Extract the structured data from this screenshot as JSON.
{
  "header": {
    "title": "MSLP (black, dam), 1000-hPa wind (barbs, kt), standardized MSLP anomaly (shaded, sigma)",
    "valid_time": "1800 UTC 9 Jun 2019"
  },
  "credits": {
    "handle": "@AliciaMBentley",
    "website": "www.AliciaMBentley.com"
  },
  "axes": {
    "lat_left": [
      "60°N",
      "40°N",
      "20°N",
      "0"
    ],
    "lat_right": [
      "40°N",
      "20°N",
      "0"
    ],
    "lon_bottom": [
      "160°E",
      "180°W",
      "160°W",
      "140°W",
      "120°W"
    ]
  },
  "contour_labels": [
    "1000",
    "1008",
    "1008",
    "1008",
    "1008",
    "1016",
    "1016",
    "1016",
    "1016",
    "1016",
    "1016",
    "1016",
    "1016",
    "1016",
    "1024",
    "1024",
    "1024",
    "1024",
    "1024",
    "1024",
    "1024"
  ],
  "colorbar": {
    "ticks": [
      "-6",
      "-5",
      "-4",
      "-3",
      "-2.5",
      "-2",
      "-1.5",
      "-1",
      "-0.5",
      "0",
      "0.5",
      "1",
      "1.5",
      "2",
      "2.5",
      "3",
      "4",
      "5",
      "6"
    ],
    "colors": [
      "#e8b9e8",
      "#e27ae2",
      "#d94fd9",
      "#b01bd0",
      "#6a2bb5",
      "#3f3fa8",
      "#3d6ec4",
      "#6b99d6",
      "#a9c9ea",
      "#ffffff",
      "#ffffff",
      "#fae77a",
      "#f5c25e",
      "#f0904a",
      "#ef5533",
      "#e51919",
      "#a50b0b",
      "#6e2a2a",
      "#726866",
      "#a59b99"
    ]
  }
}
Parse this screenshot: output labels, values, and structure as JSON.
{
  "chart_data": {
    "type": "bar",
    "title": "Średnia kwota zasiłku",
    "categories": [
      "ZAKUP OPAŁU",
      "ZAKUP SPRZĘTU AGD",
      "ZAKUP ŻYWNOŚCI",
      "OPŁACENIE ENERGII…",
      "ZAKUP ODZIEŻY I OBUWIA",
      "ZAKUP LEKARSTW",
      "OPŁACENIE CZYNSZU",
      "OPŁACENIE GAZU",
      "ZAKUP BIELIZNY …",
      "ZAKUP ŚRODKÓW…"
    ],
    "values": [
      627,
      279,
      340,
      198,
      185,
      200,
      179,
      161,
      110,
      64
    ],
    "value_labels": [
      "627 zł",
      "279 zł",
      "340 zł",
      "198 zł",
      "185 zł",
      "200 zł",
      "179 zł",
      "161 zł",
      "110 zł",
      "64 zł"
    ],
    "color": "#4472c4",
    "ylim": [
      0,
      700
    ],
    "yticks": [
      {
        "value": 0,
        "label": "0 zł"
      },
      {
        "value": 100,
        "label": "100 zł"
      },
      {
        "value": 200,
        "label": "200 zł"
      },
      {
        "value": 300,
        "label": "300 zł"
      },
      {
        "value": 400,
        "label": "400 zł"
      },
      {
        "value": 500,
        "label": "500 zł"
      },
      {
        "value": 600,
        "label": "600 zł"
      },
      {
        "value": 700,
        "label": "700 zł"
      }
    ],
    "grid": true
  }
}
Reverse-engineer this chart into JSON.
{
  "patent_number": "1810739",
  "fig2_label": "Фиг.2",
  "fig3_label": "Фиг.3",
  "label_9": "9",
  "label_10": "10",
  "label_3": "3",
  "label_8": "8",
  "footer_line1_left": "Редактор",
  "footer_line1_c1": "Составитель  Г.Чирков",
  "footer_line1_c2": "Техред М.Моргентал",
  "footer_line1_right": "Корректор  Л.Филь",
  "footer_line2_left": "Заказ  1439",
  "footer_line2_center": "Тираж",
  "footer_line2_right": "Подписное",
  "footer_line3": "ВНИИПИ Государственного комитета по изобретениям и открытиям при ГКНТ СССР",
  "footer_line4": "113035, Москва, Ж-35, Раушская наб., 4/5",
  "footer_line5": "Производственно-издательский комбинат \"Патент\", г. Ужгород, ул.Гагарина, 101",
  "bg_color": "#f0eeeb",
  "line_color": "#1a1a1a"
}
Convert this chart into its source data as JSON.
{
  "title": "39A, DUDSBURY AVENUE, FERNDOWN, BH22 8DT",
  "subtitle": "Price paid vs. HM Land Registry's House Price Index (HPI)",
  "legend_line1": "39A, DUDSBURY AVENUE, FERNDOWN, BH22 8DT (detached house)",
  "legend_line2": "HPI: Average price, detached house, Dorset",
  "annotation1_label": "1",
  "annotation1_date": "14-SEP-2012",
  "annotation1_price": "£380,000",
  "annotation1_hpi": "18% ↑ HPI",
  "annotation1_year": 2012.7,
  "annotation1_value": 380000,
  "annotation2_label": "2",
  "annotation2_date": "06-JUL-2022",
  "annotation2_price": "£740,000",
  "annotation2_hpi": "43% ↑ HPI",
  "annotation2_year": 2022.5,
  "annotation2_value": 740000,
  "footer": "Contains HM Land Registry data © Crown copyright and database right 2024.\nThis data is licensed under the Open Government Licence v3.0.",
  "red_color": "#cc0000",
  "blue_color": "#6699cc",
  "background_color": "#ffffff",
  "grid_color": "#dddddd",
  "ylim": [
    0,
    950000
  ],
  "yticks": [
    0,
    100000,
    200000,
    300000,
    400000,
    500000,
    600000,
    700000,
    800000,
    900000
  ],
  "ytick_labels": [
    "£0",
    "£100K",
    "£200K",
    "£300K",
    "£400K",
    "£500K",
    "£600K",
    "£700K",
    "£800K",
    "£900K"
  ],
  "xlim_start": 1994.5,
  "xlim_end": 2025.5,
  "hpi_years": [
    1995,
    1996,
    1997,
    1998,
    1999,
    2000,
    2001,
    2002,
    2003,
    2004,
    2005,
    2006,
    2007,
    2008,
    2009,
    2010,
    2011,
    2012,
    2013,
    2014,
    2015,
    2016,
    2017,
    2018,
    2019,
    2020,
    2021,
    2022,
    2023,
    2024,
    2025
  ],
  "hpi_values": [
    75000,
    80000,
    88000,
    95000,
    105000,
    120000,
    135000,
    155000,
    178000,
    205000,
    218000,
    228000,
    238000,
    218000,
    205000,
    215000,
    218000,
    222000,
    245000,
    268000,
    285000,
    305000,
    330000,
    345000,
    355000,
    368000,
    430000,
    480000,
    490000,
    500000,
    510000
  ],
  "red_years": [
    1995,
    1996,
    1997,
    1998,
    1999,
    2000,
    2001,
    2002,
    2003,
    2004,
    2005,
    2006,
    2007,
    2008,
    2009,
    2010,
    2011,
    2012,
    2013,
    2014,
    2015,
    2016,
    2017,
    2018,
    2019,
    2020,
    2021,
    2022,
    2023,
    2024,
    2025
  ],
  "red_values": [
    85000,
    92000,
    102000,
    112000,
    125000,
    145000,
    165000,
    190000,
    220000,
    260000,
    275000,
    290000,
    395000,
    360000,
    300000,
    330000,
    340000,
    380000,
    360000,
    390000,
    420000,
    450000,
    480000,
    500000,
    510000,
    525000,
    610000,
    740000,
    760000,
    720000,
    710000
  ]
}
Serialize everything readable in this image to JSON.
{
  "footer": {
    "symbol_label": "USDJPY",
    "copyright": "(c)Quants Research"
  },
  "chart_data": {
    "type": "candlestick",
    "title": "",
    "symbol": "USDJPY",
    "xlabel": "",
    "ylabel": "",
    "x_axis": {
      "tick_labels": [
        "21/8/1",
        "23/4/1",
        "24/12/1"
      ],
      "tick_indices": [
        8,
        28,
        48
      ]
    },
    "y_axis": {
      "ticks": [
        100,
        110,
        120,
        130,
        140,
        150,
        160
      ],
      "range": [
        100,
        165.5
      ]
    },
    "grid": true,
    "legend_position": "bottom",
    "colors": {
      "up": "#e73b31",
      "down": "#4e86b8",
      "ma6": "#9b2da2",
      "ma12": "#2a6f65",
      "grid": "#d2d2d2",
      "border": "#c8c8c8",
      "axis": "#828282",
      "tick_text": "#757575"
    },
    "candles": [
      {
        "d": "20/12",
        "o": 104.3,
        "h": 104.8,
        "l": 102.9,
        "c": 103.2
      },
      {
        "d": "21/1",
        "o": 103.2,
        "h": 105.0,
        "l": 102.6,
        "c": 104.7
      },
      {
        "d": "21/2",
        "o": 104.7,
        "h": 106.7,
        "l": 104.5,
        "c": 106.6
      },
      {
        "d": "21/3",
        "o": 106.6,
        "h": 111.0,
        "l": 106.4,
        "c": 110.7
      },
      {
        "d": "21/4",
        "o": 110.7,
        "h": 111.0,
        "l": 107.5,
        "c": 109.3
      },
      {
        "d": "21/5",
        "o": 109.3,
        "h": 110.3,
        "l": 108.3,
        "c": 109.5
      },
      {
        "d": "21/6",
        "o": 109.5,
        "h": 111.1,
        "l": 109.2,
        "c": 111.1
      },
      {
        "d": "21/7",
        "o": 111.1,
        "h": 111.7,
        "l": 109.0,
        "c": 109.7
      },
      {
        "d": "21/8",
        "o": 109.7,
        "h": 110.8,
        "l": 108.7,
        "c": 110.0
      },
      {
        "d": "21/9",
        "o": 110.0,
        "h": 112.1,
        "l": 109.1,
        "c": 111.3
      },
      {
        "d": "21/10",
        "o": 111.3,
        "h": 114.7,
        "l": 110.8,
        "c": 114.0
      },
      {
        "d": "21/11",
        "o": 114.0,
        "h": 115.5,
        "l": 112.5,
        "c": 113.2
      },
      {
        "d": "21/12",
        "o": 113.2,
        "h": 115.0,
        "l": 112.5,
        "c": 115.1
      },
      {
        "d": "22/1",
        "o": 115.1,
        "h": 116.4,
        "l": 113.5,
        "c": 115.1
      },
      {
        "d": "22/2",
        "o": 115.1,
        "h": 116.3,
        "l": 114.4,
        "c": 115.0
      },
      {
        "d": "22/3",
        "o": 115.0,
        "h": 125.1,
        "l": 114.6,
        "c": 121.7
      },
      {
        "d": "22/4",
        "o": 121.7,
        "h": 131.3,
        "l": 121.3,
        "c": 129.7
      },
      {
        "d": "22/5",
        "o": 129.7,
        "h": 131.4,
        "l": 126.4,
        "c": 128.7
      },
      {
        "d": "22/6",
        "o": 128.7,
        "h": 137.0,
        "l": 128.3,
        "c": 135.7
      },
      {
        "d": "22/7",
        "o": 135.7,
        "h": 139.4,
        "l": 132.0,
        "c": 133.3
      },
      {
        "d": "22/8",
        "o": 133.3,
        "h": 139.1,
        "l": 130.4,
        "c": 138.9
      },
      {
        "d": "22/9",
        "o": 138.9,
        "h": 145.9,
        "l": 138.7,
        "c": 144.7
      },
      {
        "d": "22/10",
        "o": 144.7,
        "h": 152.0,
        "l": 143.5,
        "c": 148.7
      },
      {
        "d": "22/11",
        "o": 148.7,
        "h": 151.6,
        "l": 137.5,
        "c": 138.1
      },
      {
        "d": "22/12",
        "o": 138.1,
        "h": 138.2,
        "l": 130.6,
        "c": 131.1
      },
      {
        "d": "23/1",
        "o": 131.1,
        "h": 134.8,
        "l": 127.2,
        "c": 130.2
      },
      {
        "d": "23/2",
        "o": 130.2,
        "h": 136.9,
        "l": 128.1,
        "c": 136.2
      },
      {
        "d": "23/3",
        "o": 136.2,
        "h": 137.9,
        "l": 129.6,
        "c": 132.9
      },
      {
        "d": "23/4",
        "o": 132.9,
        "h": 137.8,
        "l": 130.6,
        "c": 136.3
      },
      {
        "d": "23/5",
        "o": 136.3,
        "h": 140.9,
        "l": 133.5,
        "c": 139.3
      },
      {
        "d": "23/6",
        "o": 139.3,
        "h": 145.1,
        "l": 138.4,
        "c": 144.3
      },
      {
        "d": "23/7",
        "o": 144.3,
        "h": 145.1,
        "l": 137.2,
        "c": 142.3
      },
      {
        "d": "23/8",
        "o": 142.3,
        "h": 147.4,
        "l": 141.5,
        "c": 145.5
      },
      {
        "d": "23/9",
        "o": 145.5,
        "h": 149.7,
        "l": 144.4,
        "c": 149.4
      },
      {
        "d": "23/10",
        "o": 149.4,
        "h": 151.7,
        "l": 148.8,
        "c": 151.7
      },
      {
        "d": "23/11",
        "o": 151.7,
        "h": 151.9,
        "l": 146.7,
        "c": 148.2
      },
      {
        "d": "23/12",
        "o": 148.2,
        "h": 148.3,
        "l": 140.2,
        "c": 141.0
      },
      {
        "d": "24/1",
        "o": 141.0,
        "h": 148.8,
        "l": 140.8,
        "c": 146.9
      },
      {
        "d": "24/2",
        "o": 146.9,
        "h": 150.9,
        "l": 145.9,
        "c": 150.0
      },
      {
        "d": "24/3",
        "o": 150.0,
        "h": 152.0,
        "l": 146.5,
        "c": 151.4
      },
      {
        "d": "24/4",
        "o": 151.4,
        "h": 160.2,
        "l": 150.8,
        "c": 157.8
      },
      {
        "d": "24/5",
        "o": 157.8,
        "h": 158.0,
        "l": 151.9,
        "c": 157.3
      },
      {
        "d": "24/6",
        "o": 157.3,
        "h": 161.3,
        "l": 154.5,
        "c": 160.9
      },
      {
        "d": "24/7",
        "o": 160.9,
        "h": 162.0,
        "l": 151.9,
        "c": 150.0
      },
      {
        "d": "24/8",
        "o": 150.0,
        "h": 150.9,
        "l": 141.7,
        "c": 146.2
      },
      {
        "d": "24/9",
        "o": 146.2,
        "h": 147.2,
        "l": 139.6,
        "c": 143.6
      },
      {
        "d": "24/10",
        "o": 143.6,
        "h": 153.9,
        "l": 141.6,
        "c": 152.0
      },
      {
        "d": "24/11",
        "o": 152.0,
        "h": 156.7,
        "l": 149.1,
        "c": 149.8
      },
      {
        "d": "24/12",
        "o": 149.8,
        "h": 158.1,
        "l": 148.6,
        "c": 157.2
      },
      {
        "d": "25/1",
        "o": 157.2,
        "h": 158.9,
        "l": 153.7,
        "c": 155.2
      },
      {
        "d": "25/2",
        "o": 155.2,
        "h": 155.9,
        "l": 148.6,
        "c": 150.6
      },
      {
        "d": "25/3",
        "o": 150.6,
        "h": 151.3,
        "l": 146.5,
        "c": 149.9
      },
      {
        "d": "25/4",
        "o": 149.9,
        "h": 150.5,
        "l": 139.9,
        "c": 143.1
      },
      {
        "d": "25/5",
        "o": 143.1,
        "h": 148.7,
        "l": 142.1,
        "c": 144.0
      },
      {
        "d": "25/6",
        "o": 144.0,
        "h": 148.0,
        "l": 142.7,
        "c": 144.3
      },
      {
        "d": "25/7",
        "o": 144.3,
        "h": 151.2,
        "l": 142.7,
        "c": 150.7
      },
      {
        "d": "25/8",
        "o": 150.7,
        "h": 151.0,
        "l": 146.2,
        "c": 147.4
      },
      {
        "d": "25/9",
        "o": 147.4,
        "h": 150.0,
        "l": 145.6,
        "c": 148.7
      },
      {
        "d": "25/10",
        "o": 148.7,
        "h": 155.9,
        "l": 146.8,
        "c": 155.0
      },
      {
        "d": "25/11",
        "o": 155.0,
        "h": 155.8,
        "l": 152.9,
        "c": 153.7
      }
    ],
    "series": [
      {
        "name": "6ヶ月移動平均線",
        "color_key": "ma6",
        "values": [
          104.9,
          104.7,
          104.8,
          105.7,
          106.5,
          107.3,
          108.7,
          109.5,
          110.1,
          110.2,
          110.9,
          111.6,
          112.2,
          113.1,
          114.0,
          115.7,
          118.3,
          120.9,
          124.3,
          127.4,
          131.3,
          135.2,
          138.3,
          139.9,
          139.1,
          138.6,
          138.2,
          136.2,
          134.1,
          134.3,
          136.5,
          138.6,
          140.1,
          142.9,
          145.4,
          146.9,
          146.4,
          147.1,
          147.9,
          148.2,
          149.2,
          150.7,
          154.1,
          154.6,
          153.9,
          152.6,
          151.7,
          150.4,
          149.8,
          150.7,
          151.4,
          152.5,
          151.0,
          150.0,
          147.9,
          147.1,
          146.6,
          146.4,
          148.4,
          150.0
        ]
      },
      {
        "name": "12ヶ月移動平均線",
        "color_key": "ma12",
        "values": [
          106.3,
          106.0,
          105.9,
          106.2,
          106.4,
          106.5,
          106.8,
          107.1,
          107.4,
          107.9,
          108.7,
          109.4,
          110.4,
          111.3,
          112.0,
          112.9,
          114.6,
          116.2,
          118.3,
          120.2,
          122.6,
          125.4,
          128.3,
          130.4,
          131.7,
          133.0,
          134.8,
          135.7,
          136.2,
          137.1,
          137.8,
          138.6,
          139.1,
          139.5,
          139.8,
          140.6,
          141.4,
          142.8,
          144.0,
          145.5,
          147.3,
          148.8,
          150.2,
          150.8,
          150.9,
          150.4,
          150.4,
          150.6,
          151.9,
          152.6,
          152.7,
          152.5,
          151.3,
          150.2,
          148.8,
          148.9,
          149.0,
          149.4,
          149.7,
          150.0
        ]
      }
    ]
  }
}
────────────────────
Find how many lines of the entries contain "DUDSBURY". Respond with the number only.

• Result for this task: 2